— BEGIN MATERIAL FOR THIS EXERCISE —

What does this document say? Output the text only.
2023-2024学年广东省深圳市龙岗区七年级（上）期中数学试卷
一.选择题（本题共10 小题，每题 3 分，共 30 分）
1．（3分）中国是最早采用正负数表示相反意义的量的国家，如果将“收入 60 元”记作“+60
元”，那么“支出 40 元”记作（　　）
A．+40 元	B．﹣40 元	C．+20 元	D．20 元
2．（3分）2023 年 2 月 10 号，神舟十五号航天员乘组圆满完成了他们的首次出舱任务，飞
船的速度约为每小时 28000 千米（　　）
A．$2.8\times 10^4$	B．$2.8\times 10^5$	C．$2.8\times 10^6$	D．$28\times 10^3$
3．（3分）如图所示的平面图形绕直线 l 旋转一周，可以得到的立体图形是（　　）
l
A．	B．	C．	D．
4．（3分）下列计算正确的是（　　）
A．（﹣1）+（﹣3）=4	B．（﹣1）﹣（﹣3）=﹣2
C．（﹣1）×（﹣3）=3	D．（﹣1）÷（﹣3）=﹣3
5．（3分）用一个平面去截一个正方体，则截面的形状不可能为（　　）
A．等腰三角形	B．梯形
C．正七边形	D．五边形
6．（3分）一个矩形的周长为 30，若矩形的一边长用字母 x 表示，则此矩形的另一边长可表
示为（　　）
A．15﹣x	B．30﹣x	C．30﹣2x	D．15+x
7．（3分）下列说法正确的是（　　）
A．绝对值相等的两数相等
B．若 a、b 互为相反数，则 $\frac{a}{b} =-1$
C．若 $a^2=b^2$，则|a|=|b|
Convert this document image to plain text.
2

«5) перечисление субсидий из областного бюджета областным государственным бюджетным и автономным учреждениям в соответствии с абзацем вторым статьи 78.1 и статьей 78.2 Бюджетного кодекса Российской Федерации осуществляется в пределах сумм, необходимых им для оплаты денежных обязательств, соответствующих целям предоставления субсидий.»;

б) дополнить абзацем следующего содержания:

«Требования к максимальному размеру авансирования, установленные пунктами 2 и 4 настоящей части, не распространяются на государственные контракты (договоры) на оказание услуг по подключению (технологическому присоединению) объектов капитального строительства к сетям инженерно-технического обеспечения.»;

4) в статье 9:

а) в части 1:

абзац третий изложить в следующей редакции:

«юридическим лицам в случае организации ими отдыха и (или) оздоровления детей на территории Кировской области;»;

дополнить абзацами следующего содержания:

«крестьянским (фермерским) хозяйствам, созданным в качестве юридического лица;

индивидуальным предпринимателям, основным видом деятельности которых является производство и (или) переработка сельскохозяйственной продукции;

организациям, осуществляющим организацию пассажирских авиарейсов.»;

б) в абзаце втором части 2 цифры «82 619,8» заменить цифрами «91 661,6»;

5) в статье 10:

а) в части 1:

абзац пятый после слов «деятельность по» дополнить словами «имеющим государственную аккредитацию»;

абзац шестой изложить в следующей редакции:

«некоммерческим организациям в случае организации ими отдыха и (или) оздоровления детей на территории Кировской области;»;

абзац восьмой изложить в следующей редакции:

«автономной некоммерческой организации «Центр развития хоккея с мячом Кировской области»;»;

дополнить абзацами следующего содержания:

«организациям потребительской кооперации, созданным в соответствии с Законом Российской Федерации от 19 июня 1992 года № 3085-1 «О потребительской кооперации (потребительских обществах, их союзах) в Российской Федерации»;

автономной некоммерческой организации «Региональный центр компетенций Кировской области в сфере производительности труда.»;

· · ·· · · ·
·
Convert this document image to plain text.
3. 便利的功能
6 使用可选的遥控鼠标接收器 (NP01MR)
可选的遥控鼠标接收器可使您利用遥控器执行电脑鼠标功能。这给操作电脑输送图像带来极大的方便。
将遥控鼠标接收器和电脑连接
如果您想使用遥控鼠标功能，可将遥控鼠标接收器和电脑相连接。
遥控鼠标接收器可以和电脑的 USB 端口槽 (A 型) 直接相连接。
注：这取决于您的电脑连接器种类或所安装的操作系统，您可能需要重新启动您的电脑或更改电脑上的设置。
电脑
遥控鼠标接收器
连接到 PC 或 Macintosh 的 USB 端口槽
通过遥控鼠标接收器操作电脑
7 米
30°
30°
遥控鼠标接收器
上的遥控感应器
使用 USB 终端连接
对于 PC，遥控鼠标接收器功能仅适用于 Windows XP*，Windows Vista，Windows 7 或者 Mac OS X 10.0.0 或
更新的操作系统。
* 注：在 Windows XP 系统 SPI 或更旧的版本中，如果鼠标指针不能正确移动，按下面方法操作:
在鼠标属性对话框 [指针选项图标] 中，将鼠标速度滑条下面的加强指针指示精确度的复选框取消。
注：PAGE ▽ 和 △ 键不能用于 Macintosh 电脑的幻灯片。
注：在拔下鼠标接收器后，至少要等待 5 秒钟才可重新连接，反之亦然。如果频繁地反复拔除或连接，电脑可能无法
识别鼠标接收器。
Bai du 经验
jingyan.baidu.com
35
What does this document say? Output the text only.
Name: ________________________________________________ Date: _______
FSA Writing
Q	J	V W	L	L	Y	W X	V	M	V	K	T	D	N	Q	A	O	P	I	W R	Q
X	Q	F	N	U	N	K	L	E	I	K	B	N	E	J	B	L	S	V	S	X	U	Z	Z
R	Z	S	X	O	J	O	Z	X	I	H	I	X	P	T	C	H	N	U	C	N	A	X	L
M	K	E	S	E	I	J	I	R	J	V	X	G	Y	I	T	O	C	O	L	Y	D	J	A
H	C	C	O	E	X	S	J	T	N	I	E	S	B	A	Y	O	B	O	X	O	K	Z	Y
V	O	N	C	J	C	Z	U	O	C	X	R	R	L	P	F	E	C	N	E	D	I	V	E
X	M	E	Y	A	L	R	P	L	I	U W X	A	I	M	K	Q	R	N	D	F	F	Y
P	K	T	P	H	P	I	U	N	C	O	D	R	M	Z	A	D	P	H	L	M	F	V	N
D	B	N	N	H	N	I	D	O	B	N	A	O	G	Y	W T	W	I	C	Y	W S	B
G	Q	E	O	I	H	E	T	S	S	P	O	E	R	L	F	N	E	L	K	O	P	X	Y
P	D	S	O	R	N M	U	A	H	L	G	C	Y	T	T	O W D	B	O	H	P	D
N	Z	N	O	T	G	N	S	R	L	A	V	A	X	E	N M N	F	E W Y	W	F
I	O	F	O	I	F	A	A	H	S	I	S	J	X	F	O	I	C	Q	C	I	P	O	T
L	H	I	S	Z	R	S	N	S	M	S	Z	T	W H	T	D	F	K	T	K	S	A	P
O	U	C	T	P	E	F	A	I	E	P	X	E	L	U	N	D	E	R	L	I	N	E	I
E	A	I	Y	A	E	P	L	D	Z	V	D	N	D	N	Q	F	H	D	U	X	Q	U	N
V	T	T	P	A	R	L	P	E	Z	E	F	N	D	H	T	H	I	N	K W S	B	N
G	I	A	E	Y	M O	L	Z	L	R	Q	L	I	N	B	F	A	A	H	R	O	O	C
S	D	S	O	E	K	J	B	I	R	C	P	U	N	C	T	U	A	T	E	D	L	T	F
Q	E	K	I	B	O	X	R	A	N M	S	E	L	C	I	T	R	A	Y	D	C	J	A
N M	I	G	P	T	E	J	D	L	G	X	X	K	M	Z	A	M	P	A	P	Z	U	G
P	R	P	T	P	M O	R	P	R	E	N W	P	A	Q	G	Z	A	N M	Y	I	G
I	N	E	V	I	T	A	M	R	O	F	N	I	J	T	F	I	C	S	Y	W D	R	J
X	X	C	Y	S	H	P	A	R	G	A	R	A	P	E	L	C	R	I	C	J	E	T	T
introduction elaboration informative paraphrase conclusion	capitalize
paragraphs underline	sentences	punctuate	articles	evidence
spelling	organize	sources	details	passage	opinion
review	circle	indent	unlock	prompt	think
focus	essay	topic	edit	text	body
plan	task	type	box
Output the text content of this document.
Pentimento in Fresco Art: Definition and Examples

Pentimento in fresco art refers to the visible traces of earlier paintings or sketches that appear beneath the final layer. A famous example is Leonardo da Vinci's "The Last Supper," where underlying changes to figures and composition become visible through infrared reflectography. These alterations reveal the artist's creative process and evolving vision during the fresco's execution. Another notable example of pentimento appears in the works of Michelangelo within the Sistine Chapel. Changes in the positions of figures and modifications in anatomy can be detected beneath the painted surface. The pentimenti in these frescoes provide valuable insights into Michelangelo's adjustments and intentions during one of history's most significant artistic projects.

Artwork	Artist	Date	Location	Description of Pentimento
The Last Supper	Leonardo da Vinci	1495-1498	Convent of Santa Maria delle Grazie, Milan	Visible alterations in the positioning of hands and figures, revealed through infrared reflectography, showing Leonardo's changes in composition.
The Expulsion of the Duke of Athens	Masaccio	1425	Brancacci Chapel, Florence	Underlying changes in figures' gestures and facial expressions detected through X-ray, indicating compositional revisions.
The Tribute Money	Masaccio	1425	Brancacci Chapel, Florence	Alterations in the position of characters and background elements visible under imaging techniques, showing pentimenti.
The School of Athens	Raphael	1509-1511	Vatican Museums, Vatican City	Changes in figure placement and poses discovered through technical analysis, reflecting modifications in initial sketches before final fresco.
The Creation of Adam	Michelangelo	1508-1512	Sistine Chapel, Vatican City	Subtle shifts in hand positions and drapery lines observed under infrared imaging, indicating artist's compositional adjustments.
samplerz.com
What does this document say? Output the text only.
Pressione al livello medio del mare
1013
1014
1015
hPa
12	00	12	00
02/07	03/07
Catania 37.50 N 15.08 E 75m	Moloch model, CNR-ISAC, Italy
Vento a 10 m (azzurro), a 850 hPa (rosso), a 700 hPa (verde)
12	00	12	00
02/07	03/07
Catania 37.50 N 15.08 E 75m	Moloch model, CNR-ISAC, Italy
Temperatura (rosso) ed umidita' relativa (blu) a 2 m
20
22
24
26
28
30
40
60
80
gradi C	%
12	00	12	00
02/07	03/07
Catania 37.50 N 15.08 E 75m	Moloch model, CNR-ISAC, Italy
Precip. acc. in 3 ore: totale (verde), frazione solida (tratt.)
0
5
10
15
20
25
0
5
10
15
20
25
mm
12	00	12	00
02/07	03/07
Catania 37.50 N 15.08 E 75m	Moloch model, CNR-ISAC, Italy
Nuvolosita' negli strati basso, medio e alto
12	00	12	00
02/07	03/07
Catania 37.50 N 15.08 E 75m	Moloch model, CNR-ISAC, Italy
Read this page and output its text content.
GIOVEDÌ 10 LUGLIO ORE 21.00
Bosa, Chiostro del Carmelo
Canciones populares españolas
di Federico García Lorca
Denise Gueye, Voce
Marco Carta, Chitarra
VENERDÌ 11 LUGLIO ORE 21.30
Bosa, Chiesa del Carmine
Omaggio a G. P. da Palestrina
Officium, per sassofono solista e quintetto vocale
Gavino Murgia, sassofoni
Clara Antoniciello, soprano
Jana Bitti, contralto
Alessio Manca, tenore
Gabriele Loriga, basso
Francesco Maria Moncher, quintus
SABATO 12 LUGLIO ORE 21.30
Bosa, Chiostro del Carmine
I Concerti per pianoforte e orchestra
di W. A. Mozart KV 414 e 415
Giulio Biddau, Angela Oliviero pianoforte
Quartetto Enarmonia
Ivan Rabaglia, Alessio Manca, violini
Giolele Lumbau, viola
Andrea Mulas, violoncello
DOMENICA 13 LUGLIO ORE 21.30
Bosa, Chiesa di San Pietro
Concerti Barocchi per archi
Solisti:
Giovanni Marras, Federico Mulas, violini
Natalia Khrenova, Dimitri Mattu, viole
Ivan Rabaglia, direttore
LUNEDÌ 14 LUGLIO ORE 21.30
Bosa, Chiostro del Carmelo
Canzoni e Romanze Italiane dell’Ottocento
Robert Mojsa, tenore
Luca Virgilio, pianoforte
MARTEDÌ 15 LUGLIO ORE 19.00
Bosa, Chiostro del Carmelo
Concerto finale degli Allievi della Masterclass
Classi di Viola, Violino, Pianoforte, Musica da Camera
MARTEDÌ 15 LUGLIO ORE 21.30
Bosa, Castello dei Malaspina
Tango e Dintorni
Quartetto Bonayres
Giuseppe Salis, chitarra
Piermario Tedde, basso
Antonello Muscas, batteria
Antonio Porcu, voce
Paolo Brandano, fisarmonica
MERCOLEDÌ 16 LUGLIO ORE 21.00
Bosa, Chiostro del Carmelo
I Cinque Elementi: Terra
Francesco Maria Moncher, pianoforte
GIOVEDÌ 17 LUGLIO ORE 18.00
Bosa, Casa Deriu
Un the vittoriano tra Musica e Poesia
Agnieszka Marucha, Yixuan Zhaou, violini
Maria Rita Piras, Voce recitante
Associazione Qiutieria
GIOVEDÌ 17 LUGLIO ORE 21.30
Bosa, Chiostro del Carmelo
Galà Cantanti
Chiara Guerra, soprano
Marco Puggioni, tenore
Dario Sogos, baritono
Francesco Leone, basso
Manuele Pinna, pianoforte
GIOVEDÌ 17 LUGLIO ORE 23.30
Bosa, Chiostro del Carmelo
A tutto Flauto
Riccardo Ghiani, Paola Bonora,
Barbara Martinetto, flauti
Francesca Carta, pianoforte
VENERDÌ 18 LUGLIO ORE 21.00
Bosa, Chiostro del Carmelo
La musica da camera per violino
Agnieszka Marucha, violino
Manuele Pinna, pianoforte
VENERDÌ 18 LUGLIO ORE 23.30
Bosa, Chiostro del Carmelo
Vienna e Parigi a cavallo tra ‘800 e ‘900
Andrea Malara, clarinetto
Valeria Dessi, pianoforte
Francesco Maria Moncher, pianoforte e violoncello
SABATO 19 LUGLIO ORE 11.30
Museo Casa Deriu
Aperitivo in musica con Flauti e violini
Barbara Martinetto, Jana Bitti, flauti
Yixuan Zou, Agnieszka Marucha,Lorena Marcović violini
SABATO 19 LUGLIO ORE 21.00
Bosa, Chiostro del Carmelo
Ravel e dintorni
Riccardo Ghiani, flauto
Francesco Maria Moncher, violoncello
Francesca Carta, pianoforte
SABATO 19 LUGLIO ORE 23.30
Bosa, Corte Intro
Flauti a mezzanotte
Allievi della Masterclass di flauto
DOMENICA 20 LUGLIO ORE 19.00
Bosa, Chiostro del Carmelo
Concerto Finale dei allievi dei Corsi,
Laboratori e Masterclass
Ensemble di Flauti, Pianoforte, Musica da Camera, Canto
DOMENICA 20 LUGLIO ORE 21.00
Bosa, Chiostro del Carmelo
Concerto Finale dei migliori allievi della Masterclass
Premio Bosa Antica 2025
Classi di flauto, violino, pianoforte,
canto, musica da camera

— END MATERIAL FOR THIS EXERCISE —

PROBLEM: Identify each line in the records above that contains the word "Federico", and copy it out in full.

EXPECTED ANSWER:
di Federico García Lorca
Giovanni Marras, Federico Mulas, violini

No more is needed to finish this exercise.